<<<<

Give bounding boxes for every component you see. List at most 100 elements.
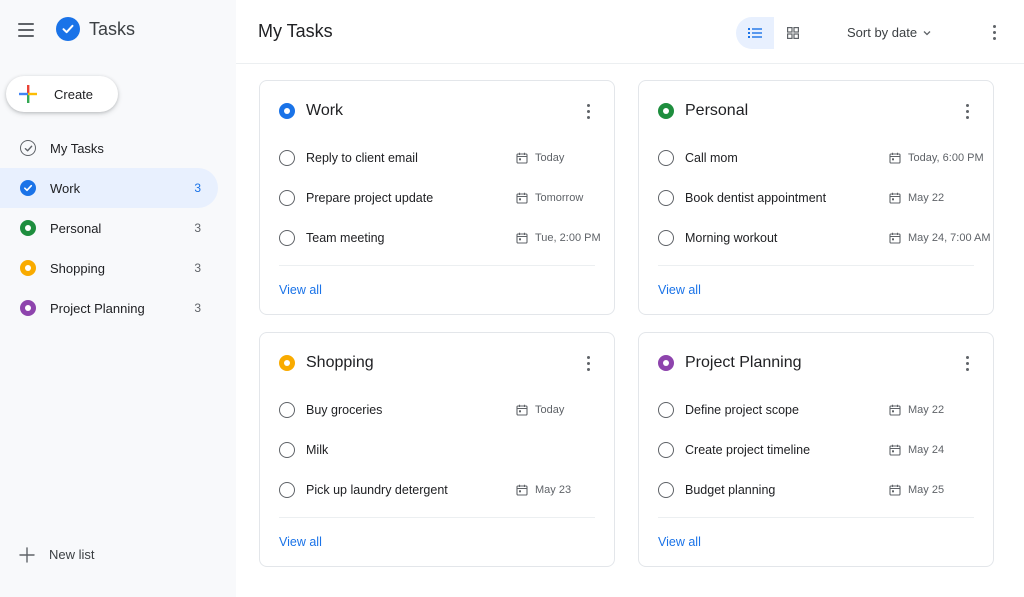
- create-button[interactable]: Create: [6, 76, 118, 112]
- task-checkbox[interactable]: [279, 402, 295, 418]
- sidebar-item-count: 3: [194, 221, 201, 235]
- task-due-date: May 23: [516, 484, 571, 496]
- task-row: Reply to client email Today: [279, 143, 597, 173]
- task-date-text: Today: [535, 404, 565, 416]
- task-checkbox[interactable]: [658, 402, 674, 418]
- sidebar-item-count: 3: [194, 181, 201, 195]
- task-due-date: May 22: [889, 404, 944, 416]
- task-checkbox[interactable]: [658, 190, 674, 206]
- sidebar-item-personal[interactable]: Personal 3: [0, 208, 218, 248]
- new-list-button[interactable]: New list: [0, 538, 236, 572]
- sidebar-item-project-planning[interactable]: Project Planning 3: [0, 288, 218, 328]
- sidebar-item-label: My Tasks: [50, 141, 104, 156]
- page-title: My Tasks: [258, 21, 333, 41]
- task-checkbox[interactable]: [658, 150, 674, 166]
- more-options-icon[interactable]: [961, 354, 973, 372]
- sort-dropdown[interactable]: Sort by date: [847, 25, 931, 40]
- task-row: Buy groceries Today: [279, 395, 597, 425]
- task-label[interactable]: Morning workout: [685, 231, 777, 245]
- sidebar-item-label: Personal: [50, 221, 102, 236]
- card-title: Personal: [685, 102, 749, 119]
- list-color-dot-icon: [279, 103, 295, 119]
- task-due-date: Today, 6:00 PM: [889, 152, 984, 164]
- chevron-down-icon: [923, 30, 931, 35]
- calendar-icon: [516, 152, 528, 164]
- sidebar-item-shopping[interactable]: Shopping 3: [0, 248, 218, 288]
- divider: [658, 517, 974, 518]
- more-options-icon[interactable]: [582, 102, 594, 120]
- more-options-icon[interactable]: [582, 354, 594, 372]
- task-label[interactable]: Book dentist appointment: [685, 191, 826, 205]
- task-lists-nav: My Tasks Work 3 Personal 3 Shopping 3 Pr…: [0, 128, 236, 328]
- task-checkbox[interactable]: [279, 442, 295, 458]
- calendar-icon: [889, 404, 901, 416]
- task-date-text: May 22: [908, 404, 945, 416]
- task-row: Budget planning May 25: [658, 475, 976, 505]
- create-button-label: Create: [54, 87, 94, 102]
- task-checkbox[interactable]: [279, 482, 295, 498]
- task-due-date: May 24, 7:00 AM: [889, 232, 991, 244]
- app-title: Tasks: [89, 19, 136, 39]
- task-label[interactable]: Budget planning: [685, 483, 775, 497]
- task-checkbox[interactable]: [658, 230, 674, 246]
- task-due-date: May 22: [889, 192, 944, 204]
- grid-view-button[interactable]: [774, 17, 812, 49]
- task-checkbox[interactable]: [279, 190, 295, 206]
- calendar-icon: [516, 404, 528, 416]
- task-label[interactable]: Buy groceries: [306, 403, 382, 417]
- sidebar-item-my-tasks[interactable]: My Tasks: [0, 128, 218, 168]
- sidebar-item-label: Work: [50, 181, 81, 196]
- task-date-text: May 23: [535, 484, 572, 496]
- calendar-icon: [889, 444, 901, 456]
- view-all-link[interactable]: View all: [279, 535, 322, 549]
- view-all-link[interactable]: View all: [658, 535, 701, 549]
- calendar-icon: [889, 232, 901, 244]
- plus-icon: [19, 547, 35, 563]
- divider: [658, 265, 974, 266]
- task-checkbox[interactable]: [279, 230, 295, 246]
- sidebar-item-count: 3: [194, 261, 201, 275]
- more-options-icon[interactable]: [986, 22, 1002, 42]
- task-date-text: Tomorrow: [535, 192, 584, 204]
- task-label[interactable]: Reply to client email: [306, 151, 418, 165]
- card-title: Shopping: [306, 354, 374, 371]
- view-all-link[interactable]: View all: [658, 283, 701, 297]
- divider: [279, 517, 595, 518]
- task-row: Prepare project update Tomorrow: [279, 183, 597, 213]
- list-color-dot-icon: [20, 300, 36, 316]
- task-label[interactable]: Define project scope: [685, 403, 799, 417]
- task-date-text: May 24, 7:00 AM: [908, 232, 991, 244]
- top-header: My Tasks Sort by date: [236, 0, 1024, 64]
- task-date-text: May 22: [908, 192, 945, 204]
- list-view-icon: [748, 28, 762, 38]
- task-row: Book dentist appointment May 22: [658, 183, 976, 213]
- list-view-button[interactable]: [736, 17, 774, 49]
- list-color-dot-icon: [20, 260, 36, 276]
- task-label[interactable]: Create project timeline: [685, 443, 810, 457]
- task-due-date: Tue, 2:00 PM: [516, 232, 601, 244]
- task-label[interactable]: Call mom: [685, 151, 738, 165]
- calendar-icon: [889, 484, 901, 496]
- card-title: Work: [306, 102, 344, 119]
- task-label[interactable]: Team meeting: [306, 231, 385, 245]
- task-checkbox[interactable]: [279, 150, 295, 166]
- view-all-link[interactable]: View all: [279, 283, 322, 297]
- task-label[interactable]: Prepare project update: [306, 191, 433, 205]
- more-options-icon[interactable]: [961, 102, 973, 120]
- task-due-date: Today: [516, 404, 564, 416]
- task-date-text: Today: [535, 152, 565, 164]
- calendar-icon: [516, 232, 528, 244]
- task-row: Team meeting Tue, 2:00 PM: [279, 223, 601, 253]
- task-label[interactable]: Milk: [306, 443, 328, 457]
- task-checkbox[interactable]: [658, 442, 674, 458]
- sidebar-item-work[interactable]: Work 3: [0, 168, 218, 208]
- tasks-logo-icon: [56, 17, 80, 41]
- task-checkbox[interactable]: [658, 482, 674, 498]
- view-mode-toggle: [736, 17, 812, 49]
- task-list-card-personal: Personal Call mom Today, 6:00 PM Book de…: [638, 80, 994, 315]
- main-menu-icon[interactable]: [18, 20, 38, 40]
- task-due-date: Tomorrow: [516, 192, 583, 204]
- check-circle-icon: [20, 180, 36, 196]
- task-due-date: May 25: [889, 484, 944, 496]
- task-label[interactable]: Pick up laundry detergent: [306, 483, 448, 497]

>>>>

-- TASK --
Repeat the entries above word for word, from the line containing "- create-button[interactable]: Create: [6, 76, 118, 112]" down through the line containing "- sidebar-item-count: 3: [194, 181, 201, 195]", including both of those lines.

-- EXERCISE RESULT --
- create-button[interactable]: Create: [6, 76, 118, 112]
- task-checkbox[interactable]: [279, 402, 295, 418]
- sidebar-item-count: 3: [194, 221, 201, 235]
- task-due-date: May 23: [516, 484, 571, 496]
- task-row: Reply to client email Today: [279, 143, 597, 173]
- task-date-text: Today: [535, 404, 565, 416]
- task-checkbox[interactable]: [658, 402, 674, 418]
- sidebar-item-count: 3: [194, 181, 201, 195]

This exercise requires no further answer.